§ SET PROBLEM
From the listing below, extract every line containing "aboard".
/---
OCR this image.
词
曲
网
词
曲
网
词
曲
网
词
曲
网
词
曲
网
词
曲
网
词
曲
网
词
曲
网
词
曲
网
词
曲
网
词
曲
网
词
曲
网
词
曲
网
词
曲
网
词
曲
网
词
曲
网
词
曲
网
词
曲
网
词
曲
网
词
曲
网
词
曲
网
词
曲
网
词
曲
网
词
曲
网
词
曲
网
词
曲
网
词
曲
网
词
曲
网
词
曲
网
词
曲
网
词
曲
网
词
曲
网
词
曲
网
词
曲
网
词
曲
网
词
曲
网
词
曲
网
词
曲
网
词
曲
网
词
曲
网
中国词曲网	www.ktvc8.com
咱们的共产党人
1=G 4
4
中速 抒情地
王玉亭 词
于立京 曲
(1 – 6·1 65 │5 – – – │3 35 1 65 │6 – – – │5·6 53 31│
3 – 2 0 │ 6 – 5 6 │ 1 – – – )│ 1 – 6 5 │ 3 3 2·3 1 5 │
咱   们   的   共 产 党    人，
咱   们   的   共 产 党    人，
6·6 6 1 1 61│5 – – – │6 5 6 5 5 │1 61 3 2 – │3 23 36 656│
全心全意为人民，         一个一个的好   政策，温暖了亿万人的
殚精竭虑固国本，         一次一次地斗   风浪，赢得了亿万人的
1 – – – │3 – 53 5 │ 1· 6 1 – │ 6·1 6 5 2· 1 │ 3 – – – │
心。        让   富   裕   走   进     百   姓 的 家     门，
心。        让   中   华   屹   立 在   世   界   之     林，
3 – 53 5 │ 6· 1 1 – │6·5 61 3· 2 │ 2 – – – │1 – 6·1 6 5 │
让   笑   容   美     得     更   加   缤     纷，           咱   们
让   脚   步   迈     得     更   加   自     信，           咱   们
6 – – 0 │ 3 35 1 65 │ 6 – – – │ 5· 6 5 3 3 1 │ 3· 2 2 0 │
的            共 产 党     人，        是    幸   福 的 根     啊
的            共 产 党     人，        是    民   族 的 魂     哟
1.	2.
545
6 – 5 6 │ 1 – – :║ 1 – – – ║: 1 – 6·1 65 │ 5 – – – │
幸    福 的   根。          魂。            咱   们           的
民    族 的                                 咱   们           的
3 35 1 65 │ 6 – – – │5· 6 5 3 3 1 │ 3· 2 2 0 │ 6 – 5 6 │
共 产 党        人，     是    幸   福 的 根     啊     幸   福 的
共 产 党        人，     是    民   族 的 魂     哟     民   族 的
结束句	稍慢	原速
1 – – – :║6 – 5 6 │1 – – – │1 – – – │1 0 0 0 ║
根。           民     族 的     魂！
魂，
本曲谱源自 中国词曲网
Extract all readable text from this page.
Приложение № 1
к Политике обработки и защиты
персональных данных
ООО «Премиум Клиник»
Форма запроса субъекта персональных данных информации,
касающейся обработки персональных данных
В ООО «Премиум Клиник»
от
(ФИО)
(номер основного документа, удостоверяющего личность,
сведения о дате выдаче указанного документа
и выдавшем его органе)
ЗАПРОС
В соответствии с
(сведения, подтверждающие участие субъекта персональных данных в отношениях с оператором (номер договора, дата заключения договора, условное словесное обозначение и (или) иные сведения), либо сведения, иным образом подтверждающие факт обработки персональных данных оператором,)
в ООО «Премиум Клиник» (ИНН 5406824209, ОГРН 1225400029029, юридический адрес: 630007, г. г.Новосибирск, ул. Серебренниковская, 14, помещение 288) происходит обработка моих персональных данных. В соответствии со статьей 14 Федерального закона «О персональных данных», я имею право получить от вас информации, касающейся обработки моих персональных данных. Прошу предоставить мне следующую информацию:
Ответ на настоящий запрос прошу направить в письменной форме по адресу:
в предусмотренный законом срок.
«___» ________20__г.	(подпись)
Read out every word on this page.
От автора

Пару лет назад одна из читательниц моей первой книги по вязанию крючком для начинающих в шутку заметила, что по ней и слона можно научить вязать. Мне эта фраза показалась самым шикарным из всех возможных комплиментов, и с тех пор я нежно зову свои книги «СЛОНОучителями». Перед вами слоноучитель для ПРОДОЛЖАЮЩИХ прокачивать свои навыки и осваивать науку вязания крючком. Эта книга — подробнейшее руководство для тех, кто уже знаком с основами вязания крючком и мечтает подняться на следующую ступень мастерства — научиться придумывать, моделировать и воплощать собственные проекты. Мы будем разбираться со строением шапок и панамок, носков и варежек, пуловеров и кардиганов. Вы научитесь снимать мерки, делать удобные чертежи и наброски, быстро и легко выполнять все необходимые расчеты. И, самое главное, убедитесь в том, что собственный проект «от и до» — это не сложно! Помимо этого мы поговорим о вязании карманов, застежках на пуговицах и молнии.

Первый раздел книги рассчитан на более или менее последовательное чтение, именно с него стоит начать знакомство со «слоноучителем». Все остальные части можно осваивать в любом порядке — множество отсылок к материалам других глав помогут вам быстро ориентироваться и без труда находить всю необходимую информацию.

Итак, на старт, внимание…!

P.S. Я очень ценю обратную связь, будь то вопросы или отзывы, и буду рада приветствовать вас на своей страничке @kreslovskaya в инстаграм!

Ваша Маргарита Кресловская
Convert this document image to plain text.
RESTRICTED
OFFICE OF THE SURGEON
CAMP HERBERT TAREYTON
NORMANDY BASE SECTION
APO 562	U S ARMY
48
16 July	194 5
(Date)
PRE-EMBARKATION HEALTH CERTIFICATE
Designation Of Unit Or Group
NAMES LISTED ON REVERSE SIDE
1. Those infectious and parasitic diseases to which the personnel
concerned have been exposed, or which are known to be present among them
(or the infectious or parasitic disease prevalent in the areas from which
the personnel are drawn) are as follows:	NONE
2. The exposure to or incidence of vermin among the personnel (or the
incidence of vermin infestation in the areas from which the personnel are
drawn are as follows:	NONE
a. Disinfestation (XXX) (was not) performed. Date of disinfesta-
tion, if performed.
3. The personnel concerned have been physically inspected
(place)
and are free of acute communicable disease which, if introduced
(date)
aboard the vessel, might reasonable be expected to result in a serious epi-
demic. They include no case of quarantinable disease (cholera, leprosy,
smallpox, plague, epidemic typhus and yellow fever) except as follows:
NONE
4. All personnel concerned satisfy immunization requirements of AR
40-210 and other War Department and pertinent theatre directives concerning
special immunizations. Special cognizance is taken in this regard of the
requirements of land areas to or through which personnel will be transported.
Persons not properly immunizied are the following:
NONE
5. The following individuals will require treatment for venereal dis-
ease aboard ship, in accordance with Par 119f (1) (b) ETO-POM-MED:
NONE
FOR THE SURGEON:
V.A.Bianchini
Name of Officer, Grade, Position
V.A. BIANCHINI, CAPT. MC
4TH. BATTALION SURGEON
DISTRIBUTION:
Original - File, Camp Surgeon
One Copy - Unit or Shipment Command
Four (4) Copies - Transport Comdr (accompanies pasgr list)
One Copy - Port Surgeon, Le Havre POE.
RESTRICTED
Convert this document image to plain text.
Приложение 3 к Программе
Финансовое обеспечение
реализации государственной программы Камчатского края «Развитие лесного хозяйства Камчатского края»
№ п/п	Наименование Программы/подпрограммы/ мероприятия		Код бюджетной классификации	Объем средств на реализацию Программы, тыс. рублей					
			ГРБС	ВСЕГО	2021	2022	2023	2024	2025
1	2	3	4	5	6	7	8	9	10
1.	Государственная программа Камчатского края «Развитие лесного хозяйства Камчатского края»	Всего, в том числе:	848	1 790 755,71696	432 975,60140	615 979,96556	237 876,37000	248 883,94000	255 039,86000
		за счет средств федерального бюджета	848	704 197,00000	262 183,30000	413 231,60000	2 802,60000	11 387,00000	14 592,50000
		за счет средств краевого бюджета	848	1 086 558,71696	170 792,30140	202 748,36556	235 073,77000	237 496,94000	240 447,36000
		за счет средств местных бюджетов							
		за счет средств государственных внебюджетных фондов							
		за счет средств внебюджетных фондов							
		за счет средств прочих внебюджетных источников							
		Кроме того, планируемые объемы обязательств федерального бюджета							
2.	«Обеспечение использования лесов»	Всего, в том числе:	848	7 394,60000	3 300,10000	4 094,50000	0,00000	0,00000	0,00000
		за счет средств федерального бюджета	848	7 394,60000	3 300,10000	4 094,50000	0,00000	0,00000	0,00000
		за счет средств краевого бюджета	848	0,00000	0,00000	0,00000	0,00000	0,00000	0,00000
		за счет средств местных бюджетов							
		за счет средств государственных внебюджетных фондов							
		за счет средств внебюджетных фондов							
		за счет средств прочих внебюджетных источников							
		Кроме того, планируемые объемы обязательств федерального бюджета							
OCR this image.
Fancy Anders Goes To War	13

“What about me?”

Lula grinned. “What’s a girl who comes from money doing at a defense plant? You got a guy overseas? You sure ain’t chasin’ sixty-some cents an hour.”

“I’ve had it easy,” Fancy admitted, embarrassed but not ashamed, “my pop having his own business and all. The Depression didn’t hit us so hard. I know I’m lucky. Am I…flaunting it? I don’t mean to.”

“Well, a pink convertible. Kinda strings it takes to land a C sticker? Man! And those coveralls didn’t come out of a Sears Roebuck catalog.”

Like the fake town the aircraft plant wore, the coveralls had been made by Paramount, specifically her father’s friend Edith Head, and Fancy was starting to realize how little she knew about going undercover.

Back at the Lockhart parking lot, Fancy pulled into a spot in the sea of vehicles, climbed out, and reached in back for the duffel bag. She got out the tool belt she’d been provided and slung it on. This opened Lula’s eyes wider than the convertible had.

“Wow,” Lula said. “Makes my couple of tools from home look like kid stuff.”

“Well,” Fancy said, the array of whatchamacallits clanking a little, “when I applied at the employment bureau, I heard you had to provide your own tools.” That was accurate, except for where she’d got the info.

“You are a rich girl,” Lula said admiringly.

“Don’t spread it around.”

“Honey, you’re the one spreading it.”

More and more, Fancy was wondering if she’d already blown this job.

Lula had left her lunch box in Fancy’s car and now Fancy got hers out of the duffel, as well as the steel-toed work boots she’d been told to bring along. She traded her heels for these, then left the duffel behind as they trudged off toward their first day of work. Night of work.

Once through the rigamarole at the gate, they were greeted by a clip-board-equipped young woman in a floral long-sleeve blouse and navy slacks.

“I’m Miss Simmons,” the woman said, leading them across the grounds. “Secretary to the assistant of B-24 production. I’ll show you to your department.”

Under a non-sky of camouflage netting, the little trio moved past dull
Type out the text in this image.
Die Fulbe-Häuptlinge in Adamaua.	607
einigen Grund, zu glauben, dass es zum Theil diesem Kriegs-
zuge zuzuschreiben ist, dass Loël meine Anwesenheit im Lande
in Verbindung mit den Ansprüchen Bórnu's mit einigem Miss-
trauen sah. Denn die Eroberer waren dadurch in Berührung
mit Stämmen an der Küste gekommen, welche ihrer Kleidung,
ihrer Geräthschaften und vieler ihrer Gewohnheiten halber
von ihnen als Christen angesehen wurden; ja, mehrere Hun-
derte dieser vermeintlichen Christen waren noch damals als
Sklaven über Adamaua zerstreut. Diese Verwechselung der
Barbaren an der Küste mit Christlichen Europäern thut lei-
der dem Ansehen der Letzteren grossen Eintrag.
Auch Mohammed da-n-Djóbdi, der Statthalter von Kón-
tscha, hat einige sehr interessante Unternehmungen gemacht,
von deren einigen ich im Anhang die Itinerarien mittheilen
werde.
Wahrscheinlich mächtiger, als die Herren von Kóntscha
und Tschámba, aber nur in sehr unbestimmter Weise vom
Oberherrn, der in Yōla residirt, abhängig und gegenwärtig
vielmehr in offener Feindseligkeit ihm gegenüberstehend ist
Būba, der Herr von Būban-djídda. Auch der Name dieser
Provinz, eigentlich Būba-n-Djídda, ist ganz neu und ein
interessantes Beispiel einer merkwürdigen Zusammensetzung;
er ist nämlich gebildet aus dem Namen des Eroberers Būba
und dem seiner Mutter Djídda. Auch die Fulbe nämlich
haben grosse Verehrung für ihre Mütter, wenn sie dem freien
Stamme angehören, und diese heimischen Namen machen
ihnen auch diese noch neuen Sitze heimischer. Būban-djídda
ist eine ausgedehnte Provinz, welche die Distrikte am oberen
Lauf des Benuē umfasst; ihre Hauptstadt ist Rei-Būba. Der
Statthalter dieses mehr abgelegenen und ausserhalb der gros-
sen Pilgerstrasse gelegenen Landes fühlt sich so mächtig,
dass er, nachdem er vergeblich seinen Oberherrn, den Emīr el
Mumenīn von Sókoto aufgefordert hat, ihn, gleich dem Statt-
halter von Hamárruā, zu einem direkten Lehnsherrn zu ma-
\---
§ COMPLETE OUTPUT
aboard the vessel, might reasonable be expected to result in a serious epi-
ease aboard ship, in accordance with Par 119f (1) (b) ETO-POM-MED:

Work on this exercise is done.